- RAW RECORDS -
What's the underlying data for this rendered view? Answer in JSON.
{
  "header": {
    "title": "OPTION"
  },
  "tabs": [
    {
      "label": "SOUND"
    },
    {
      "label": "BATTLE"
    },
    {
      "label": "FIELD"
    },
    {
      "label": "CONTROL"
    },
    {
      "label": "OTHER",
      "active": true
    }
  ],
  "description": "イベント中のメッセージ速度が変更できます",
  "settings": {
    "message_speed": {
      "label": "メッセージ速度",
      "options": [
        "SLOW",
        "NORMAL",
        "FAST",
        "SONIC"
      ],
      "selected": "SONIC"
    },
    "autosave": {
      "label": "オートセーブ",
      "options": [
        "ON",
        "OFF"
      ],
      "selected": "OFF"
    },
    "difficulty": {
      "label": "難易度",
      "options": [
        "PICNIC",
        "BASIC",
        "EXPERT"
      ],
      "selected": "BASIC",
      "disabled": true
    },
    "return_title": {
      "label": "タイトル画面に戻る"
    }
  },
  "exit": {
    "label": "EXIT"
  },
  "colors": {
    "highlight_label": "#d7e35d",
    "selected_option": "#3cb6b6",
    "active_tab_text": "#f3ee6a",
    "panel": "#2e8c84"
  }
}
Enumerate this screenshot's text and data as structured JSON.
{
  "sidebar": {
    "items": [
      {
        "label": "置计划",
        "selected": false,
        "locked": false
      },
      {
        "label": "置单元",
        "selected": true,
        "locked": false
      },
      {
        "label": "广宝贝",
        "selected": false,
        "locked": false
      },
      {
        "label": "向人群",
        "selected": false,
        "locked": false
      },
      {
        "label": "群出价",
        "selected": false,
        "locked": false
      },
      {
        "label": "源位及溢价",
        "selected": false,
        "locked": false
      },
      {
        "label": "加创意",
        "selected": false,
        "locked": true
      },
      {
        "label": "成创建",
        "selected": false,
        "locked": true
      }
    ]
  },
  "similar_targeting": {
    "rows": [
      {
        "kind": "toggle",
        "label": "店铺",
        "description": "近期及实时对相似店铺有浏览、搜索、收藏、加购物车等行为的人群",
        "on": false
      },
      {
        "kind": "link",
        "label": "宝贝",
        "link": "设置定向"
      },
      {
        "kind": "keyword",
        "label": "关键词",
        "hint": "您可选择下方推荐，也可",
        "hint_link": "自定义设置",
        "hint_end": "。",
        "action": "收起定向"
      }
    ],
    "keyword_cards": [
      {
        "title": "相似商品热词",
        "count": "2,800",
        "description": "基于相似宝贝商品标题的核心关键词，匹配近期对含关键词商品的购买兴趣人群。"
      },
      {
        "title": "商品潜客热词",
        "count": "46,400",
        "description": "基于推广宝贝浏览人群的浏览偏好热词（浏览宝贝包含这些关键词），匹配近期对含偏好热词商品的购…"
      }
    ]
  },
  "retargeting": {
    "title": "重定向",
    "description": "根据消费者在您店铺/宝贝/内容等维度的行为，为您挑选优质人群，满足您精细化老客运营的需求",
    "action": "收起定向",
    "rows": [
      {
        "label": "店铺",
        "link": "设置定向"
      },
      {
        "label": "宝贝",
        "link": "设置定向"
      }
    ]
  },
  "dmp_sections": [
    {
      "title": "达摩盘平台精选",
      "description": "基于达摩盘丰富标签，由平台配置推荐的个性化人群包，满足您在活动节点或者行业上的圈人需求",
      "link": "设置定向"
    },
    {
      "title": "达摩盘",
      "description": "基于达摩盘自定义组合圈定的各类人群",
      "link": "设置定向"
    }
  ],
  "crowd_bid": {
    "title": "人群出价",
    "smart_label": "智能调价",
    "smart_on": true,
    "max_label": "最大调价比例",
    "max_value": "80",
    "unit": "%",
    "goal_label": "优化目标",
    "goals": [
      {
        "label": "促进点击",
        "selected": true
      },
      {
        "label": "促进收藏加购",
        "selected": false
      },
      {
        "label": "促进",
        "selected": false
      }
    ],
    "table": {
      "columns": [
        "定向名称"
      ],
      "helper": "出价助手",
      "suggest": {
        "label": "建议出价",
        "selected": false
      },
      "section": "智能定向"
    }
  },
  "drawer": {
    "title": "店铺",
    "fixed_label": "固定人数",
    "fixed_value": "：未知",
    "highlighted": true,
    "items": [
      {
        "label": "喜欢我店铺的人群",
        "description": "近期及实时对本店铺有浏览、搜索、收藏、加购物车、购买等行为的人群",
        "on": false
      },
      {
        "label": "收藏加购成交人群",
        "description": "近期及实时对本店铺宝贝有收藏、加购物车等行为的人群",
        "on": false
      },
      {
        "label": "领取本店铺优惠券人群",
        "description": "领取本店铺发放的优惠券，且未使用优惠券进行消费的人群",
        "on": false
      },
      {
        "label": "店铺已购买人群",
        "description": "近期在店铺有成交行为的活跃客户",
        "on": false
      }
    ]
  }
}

- WHAT NEEDS TO BE DONE -
Every record above should be copied exactly.

- FINISHED ANSWER -
What's the underlying data for this rendered view? Answer in JSON.
{
  "header": {
    "title": "OPTION"
  },
  "tabs": [
    {
      "label": "SOUND"
    },
    {
      "label": "BATTLE"
    },
    {
      "label": "FIELD"
    },
    {
      "label": "CONTROL"
    },
    {
      "label": "OTHER",
      "active": true
    }
  ],
  "description": "イベント中のメッセージ速度が変更できます",
  "settings": {
    "message_speed": {
      "label": "メッセージ速度",
      "options": [
        "SLOW",
        "NORMAL",
        "FAST",
        "SONIC"
      ],
      "selected": "SONIC"
    },
    "autosave": {
      "label": "オートセーブ",
      "options": [
        "ON",
        "OFF"
      ],
      "selected": "OFF"
    },
    "difficulty": {
      "label": "難易度",
      "options": [
        "PICNIC",
        "BASIC",
        "EXPERT"
      ],
      "selected": "BASIC",
      "disabled": true
    },
    "return_title": {
      "label": "タイトル画面に戻る"
    }
  },
  "exit": {
    "label": "EXIT"
  },
  "colors": {
    "highlight_label": "#d7e35d",
    "selected_option": "#3cb6b6",
    "active_tab_text": "#f3ee6a",
    "panel": "#2e8c84"
  }
}
Enumerate this screenshot's text and data as structured JSON.
{
  "sidebar": {
    "items": [
      {
        "label": "置计划",
        "selected": false,
        "locked": false
      },
      {
        "label": "置单元",
        "selected": true,
        "locked": false
      },
      {
        "label": "广宝贝",
        "selected": false,
        "locked": false
      },
      {
        "label": "向人群",
        "selected": false,
        "locked": false
      },
      {
        "label": "群出价",
        "selected": false,
        "locked": false
      },
      {
        "label": "源位及溢价",
        "selected": false,
        "locked": false
      },
      {
        "label": "加创意",
        "selected": false,
        "locked": true
      },
      {
        "label": "成创建",
        "selected": false,
        "locked": true
      }
    ]
  },
  "similar_targeting": {
    "rows": [
      {
        "kind": "toggle",
        "label": "店铺",
        "description": "近期及实时对相似店铺有浏览、搜索、收藏、加购物车等行为的人群",
        "on": false
      },
      {
        "kind": "link",
        "label": "宝贝",
        "link": "设置定向"
      },
      {
        "kind": "keyword",
        "label": "关键词",
        "hint": "您可选择下方推荐，也可",
        "hint_link": "自定义设置",
        "hint_end": "。",
        "action": "收起定向"
      }
    ],
    "keyword_cards": [
      {
        "title": "相似商品热词",
        "count": "2,800",
        "description": "基于相似宝贝商品标题的核心关键词，匹配近期对含关键词商品的购买兴趣人群。"
      },
      {
        "title": "商品潜客热词",
        "count": "46,400",
        "description": "基于推广宝贝浏览人群的浏览偏好热词（浏览宝贝包含这些关键词），匹配近期对含偏好热词商品的购…"
      }
    ]
  },
  "retargeting": {
    "title": "重定向",
    "description": "根据消费者在您店铺/宝贝/内容等维度的行为，为您挑选优质人群，满足您精细化老客运营的需求",
    "action": "收起定向",
    "rows": [
      {
        "label": "店铺",
        "link": "设置定向"
      },
      {
        "label": "宝贝",
        "link": "设置定向"
      }
    ]
  },
  "dmp_sections": [
    {
      "title": "达摩盘平台精选",
      "description": "基于达摩盘丰富标签，由平台配置推荐的个性化人群包，满足您在活动节点或者行业上的圈人需求",
      "link": "设置定向"
    },
    {
      "title": "达摩盘",
      "description": "基于达摩盘自定义组合圈定的各类人群",
      "link": "设置定向"
    }
  ],
  "crowd_bid": {
    "title": "人群出价",
    "smart_label": "智能调价",
    "smart_on": true,
    "max_label": "最大调价比例",
    "max_value": "80",
    "unit": "%",
    "goal_label": "优化目标",
    "goals": [
      {
        "label": "促进点击",
        "selected": true
      },
      {
        "label": "促进收藏加购",
        "selected": false
      },
      {
        "label": "促进",
        "selected": false
      }
    ],
    "table": {
      "columns": [
        "定向名称"
      ],
      "helper": "出价助手",
      "suggest": {
        "label": "建议出价",
        "selected": false
      },
      "section": "智能定向"
    }
  },
  "drawer": {
    "title": "店铺",
    "fixed_label": "固定人数",
    "fixed_value": "：未知",
    "highlighted": true,
    "items": [
      {
        "label": "喜欢我店铺的人群",
        "description": "近期及实时对本店铺有浏览、搜索、收藏、加购物车、购买等行为的人群",
        "on": false
      },
      {
        "label": "收藏加购成交人群",
        "description": "近期及实时对本店铺宝贝有收藏、加购物车等行为的人群",
        "on": false
      },
      {
        "label": "领取本店铺优惠券人群",
        "description": "领取本店铺发放的优惠券，且未使用优惠券进行消费的人群",
        "on": false
      },
      {
        "label": "店铺已购买人群",
        "description": "近期在店铺有成交行为的活跃客户",
        "on": false
      }
    ]
  }
}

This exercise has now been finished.